RECORDS FOR PROCESSING
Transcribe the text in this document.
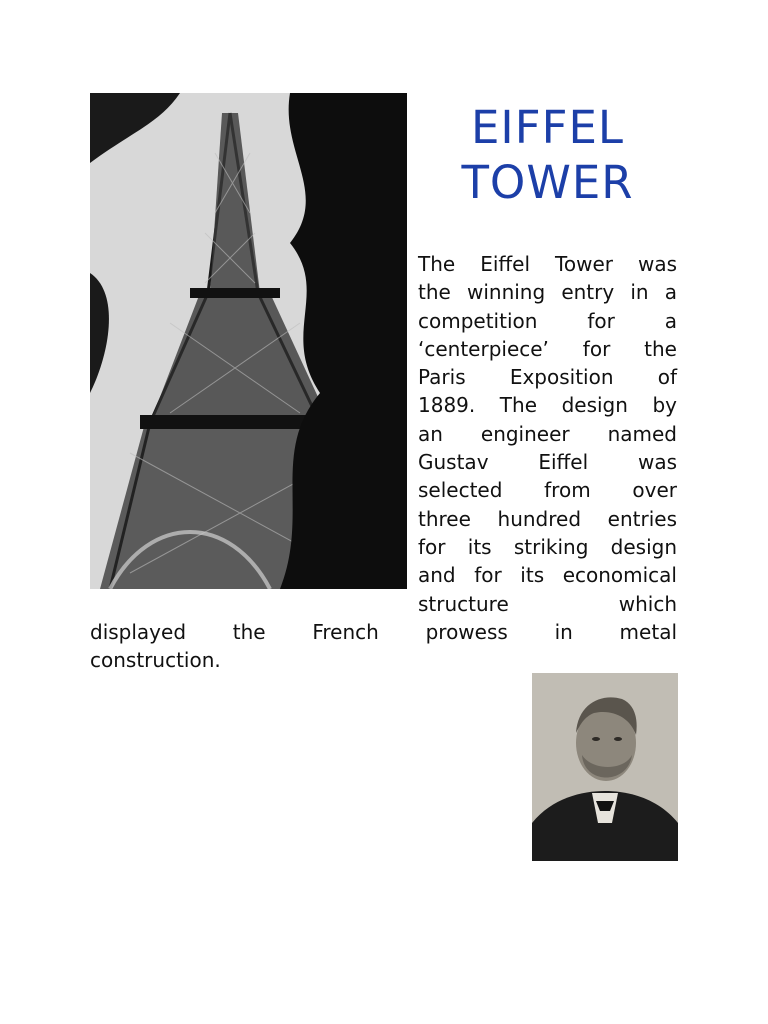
EIFFEL
TOWER
The Eiffel Tower was
the winning entry in a
competition for a
‘centerpiece’ for the
Paris Exposition of
1889. The design by
an engineer named
Gustav Eiffel was
selected from over
three hundred entries
for its striking design
and for its economical
structure which
displayed the French prowess in metal
construction.
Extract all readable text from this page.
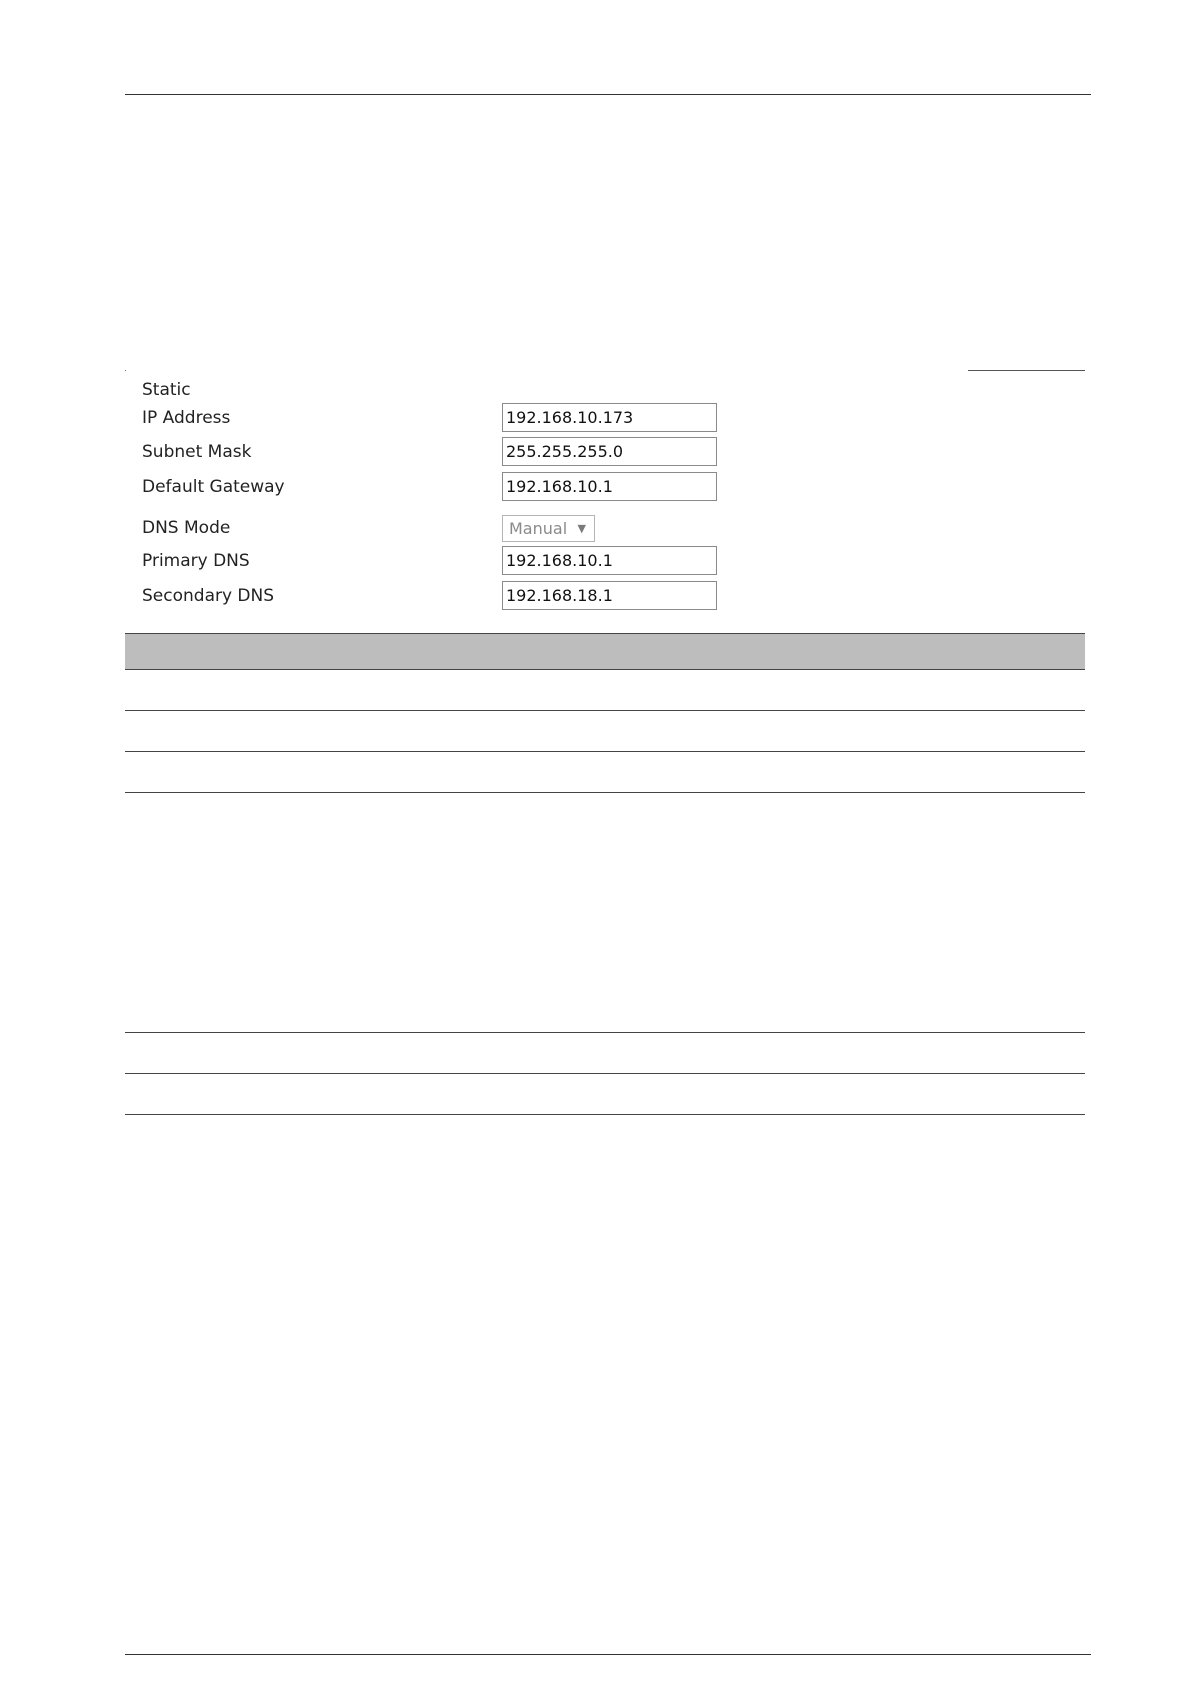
Static
IP Address
192.168.10.173
Subnet Mask
255.255.255.0
Default Gateway
192.168.10.1
DNS Mode	Manual ▼
Primary DNS
192.168.10.1
Secondary DNS
192.168.18.1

WORK TO BE COMPLETED
Skip the pictures and transcribe the rest of the records exactly.

EXPECTED OUTPUT
Transcribe the text in this document.
EIFFEL
TOWER
The Eiffel Tower was
the winning entry in a
competition for a
‘centerpiece’ for the
Paris Exposition of
1889. The design by
an engineer named
Gustav Eiffel was
selected from over
three hundred entries
for its striking design
and for its economical
structure which
displayed the French prowess in metal
construction.
Extract all readable text from this page.
Static
IP Address
192.168.10.173
Subnet Mask
255.255.255.0
Default Gateway
192.168.10.1
DNS Mode	Manual ▼
Primary DNS
192.168.10.1
Secondary DNS
192.168.18.1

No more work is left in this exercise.